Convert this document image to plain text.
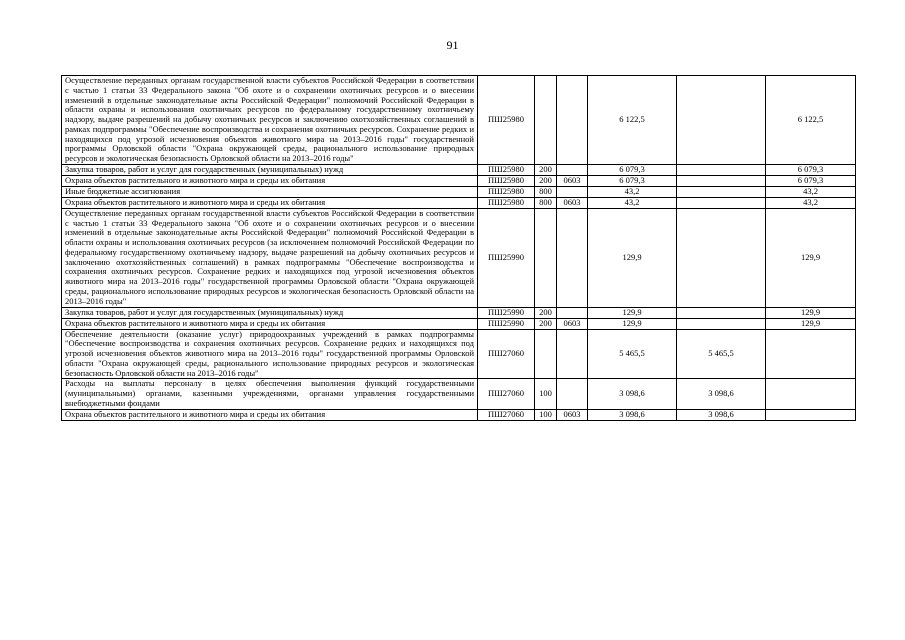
91
Осуществление переданных органам государственной власти субъектов Российской Федерации в соответствии с частью 1 статьи 33 Федерального закона "Об охоте и о сохранении охотничьих ресурсов и о внесении изменений в отдельные законодательные акты Российской Федерации" полномочий Российской Федерации в области охраны и использования охотничьих ресурсов по федеральному государственному охотничьему надзору, выдаче разрешений на добычу охотничьих ресурсов и заключению охотхозяйственных соглашений в рамках подпрограммы "Обеспечение воспроизводства и сохранения охотничьих ресурсов. Сохранение редких и находящихся под угрозой исчезновения объектов животного мира на 2013–2016 годы" государственной программы Орловской области "Охрана окружающей среды, рационального использование природных ресурсов и экологическая безопасность Орловской области на 2013–2016 годы"	ПШ25980			6 122,5		6 122,5
Закупка товаров, работ и услуг для государственных (муниципальных) нужд	ПШ25980	200		6 079,3		6 079,3
Охрана объектов растительного и животного мира и среды их обитания	ПШ25980	200	0603	6 079,3		6 079,3
Иные бюджетные ассигнования	ПШ25980	800		43,2		43,2
Охрана объектов растительного и животного мира и среды их обитания	ПШ25980	800	0603	43,2		43,2
Осуществление переданных органам государственной власти субъектов Российской Федерации в соответствии с частью 1 статьи 33 Федерального закона "Об охоте и о сохранении охотничьих ресурсов и о внесении изменений в отдельные законодательные акты Российской Федерации" полномочий Российской Федерации в области охраны и использования охотничьих ресурсов (за исключением полномочий Российской Федерации по федеральному государственному охотничьему надзору, выдаче разрешений на добычу охотничьих ресурсов и заключению охотхозяйственных соглашений) в рамках подпрограммы "Обеспечение воспроизводства и сохранения охотничьих ресурсов. Сохранение редких и находящихся под угрозой исчезновения объектов животного мира на 2013–2016 годы" государственной программы Орловской области "Охрана окружающей среды, рационального использование природных ресурсов и экологическая безопасность Орловской области на 2013–2016 годы"	ПШ25990			129,9		129,9
Закупка товаров, работ и услуг для государственных (муниципальных) нужд	ПШ25990	200		129,9		129,9
Охрана объектов растительного и животного мира и среды их обитания	ПШ25990	200	0603	129,9		129,9
Обеспечение деятельности (оказание услуг) природоохранных учреждений в рамках подпрограммы "Обеспечение воспроизводства и сохранения охотничьих ресурсов. Сохранение редких и находящихся под угрозой исчезновения объектов животного мира на 2013–2016 годы" государственной программы Орловской области "Охрана окружающей среды, рационального использование природных ресурсов и экологическая безопасность Орловской области на 2013–2016 годы"	ПШ27060			5 465,5	5 465,5	
Расходы на выплаты персоналу в целях обеспечения выполнения функций государственными (муниципальными) органами, казенными учреждениями, органами управления государственными внебюджетными фондами	ПШ27060	100		3 098,6	3 098,6	
Охрана объектов растительного и животного мира и среды их обитания	ПШ27060	100	0603	3 098,6	3 098,6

===============

== GOAL ==
Filter the listing above for the string "услуг" and copy every matching line.

== RESULT OF THIS EXERCISE ==
Закупка товаров, работ и услуг для государственных (муниципальных) нужд	ПШ25980	200		6 079,3		6 079,3
Закупка товаров, работ и услуг для государственных (муниципальных) нужд	ПШ25990	200		129,9		129,9
Обеспечение деятельности (оказание услуг) природоохранных учреждений в рамках подпрограммы "Обеспечение воспроизводства и сохранения охотничьих ресурсов. Сохранение редких и находящихся под угрозой исчезновения объектов животного мира на 2013–2016 годы" государственной программы Орловской области "Охрана окружающей среды, рационального использование природных ресурсов и экологическая безопасность Орловской области на 2013–2016 годы"	ПШ27060			5 465,5	5 465,5	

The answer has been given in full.